■ Exercise prompt: Write out each line beneath this one exactly as it reads.

■ Task inputs:
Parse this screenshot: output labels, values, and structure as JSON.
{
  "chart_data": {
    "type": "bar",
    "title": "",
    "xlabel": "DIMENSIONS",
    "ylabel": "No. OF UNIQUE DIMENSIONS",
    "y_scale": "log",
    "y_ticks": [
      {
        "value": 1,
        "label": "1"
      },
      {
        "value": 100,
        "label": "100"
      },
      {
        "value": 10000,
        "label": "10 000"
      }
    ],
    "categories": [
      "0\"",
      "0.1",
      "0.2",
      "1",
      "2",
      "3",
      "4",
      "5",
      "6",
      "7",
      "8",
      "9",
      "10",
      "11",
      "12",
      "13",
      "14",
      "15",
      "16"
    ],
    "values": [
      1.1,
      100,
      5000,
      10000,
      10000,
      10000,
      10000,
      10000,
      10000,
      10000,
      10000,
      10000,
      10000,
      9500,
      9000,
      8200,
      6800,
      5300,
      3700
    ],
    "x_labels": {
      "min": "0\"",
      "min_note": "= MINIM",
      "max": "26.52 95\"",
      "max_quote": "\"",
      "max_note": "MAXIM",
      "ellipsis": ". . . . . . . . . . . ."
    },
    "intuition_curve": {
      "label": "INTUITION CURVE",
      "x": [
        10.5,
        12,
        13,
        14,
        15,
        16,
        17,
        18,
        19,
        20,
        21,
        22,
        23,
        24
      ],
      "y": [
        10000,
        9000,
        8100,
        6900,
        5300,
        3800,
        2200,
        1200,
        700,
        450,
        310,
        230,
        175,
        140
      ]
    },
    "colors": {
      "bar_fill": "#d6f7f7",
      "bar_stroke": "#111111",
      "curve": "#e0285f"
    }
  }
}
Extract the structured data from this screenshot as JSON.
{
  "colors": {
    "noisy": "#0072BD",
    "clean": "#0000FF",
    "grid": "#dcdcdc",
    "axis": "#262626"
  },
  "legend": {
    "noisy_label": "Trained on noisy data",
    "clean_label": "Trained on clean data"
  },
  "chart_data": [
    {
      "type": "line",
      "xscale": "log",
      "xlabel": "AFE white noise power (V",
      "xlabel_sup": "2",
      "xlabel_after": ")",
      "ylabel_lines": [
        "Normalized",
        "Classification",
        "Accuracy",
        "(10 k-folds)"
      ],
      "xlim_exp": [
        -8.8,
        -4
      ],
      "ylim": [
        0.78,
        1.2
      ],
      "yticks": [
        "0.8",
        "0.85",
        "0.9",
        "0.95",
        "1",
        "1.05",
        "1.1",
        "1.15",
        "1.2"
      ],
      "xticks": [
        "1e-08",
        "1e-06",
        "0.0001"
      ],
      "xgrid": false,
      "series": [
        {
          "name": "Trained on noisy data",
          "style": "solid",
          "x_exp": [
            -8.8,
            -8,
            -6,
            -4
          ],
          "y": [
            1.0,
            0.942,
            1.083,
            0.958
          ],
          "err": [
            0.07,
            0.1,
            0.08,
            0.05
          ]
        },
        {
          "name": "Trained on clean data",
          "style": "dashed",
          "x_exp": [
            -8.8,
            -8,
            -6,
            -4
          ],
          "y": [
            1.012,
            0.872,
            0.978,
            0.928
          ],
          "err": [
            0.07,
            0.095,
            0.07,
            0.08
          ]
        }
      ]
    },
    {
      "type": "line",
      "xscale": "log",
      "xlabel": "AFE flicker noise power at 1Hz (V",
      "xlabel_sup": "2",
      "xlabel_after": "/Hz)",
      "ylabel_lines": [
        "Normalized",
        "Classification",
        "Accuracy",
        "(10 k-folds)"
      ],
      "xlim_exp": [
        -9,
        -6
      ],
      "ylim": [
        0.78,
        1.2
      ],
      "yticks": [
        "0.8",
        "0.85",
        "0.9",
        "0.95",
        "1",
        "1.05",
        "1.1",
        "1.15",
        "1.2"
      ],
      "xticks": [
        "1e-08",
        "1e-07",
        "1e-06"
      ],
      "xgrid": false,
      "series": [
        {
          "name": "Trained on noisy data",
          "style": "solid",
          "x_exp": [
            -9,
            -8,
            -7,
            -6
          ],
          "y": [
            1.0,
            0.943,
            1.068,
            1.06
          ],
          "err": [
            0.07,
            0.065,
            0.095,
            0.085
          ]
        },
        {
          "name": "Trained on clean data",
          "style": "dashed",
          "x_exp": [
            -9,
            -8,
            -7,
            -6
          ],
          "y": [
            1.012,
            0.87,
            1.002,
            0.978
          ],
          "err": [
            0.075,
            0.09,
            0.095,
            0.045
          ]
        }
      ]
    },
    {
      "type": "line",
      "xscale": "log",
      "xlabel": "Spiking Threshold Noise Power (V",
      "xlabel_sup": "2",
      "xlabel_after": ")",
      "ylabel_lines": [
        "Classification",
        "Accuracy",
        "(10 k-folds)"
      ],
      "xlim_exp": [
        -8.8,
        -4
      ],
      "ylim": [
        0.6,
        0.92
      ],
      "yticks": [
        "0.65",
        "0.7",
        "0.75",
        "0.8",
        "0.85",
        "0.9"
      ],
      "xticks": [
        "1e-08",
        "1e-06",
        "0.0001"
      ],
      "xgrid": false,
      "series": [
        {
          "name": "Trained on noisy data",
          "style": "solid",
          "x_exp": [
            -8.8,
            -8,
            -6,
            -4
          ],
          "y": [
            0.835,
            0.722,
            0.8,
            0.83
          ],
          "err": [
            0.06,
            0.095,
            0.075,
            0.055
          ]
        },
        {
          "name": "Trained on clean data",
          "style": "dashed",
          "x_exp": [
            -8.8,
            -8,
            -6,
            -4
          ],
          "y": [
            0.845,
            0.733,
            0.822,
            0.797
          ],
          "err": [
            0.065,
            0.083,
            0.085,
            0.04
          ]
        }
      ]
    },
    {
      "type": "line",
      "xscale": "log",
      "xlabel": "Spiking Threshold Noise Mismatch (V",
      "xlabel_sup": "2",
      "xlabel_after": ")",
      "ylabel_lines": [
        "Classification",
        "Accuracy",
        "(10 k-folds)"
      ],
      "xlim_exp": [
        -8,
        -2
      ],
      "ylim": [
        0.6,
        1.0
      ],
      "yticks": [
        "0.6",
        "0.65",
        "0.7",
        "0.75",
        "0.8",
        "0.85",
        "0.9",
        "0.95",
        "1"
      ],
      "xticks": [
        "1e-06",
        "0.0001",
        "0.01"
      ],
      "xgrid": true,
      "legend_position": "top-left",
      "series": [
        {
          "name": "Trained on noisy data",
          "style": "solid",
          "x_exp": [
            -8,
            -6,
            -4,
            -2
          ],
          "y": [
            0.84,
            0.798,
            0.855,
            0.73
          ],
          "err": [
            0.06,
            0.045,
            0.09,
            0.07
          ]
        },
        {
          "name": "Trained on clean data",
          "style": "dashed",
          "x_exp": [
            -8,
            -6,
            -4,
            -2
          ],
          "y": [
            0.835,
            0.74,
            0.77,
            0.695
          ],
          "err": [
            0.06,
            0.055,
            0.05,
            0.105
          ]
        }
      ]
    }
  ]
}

■ Solution for this task:
Parse this screenshot: output labels, values, and structure as JSON.
{
  "chart_data": {
    "type": "bar",
    "title": "",
    "xlabel": "DIMENSIONS",
    "ylabel": "No. OF UNIQUE DIMENSIONS",
    "y_scale": "log",
    "y_ticks": [
      {
        "value": 1,
        "label": "1"
      },
      {
        "value": 100,
        "label": "100"
      },
      {
        "value": 10000,
        "label": "10 000"
      }
    ],
    "categories": [
      "0\"",
      "0.1",
      "0.2",
      "1",
      "2",
      "3",
      "4",
      "5",
      "6",
      "7",
      "8",
      "9",
      "10",
      "11",
      "12",
      "13",
      "14",
      "15",
      "16"
    ],
    "values": [
      1.1,
      100,
      5000,
      10000,
      10000,
      10000,
      10000,
      10000,
      10000,
      10000,
      10000,
      10000,
      10000,
      9500,
      9000,
      8200,
      6800,
      5300,
      3700
    ],
    "x_labels": {
      "min": "0\"",
      "min_note": "= MINIM",
      "max": "26.52 95\"",
      "max_quote": "\"",
      "max_note": "MAXIM",
      "ellipsis": ". . . . . . . . . . . ."
    },
    "intuition_curve": {
      "label": "INTUITION CURVE",
      "x": [
        10.5,
        12,
        13,
        14,
        15,
        16,
        17,
        18,
        19,
        20,
        21,
        22,
        23,
        24
      ],
      "y": [
        10000,
        9000,
        8100,
        6900,
        5300,
        3800,
        2200,
        1200,
        700,
        450,
        310,
        230,
        175,
        140
      ]
    },
    "colors": {
      "bar_fill": "#d6f7f7",
      "bar_stroke": "#111111",
      "curve": "#e0285f"
    }
  }
}
Extract the structured data from this screenshot as JSON.
{
  "colors": {
    "noisy": "#0072BD",
    "clean": "#0000FF",
    "grid": "#dcdcdc",
    "axis": "#262626"
  },
  "legend": {
    "noisy_label": "Trained on noisy data",
    "clean_label": "Trained on clean data"
  },
  "chart_data": [
    {
      "type": "line",
      "xscale": "log",
      "xlabel": "AFE white noise power (V",
      "xlabel_sup": "2",
      "xlabel_after": ")",
      "ylabel_lines": [
        "Normalized",
        "Classification",
        "Accuracy",
        "(10 k-folds)"
      ],
      "xlim_exp": [
        -8.8,
        -4
      ],
      "ylim": [
        0.78,
        1.2
      ],
      "yticks": [
        "0.8",
        "0.85",
        "0.9",
        "0.95",
        "1",
        "1.05",
        "1.1",
        "1.15",
        "1.2"
      ],
      "xticks": [
        "1e-08",
        "1e-06",
        "0.0001"
      ],
      "xgrid": false,
      "series": [
        {
          "name": "Trained on noisy data",
          "style": "solid",
          "x_exp": [
            -8.8,
            -8,
            -6,
            -4
          ],
          "y": [
            1.0,
            0.942,
            1.083,
            0.958
          ],
          "err": [
            0.07,
            0.1,
            0.08,
            0.05
          ]
        },
        {
          "name": "Trained on clean data",
          "style": "dashed",
          "x_exp": [
            -8.8,
            -8,
            -6,
            -4
          ],
          "y": [
            1.012,
            0.872,
            0.978,
            0.928
          ],
          "err": [
            0.07,
            0.095,
            0.07,
            0.08
          ]
        }
      ]
    },
    {
      "type": "line",
      "xscale": "log",
      "xlabel": "AFE flicker noise power at 1Hz (V",
      "xlabel_sup": "2",
      "xlabel_after": "/Hz)",
      "ylabel_lines": [
        "Normalized",
        "Classification",
        "Accuracy",
        "(10 k-folds)"
      ],
      "xlim_exp": [
        -9,
        -6
      ],
      "ylim": [
        0.78,
        1.2
      ],
      "yticks": [
        "0.8",
        "0.85",
        "0.9",
        "0.95",
        "1",
        "1.05",
        "1.1",
        "1.15",
        "1.2"
      ],
      "xticks": [
        "1e-08",
        "1e-07",
        "1e-06"
      ],
      "xgrid": false,
      "series": [
        {
          "name": "Trained on noisy data",
          "style": "solid",
          "x_exp": [
            -9,
            -8,
            -7,
            -6
          ],
          "y": [
            1.0,
            0.943,
            1.068,
            1.06
          ],
          "err": [
            0.07,
            0.065,
            0.095,
            0.085
          ]
        },
        {
          "name": "Trained on clean data",
          "style": "dashed",
          "x_exp": [
            -9,
            -8,
            -7,
            -6
          ],
          "y": [
            1.012,
            0.87,
            1.002,
            0.978
          ],
          "err": [
            0.075,
            0.09,
            0.095,
            0.045
          ]
        }
      ]
    },
    {
      "type": "line",
      "xscale": "log",
      "xlabel": "Spiking Threshold Noise Power (V",
      "xlabel_sup": "2",
      "xlabel_after": ")",
      "ylabel_lines": [
        "Classification",
        "Accuracy",
        "(10 k-folds)"
      ],
      "xlim_exp": [
        -8.8,
        -4
      ],
      "ylim": [
        0.6,
        0.92
      ],
      "yticks": [
        "0.65",
        "0.7",
        "0.75",
        "0.8",
        "0.85",
        "0.9"
      ],
      "xticks": [
        "1e-08",
        "1e-06",
        "0.0001"
      ],
      "xgrid": false,
      "series": [
        {
          "name": "Trained on noisy data",
          "style": "solid",
          "x_exp": [
            -8.8,
            -8,
            -6,
            -4
          ],
          "y": [
            0.835,
            0.722,
            0.8,
            0.83
          ],
          "err": [
            0.06,
            0.095,
            0.075,
            0.055
          ]
        },
        {
          "name": "Trained on clean data",
          "style": "dashed",
          "x_exp": [
            -8.8,
            -8,
            -6,
            -4
          ],
          "y": [
            0.845,
            0.733,
            0.822,
            0.797
          ],
          "err": [
            0.065,
            0.083,
            0.085,
            0.04
          ]
        }
      ]
    },
    {
      "type": "line",
      "xscale": "log",
      "xlabel": "Spiking Threshold Noise Mismatch (V",
      "xlabel_sup": "2",
      "xlabel_after": ")",
      "ylabel_lines": [
        "Classification",
        "Accuracy",
        "(10 k-folds)"
      ],
      "xlim_exp": [
        -8,
        -2
      ],
      "ylim": [
        0.6,
        1.0
      ],
      "yticks": [
        "0.6",
        "0.65",
        "0.7",
        "0.75",
        "0.8",
        "0.85",
        "0.9",
        "0.95",
        "1"
      ],
      "xticks": [
        "1e-06",
        "0.0001",
        "0.01"
      ],
      "xgrid": true,
      "legend_position": "top-left",
      "series": [
        {
          "name": "Trained on noisy data",
          "style": "solid",
          "x_exp": [
            -8,
            -6,
            -4,
            -2
          ],
          "y": [
            0.84,
            0.798,
            0.855,
            0.73
          ],
          "err": [
            0.06,
            0.045,
            0.09,
            0.07
          ]
        },
        {
          "name": "Trained on clean data",
          "style": "dashed",
          "x_exp": [
            -8,
            -6,
            -4,
            -2
          ],
          "y": [
            0.835,
            0.74,
            0.77,
            0.695
          ],
          "err": [
            0.06,
            0.055,
            0.05,
            0.105
          ]
        }
      ]
    }
  ]
}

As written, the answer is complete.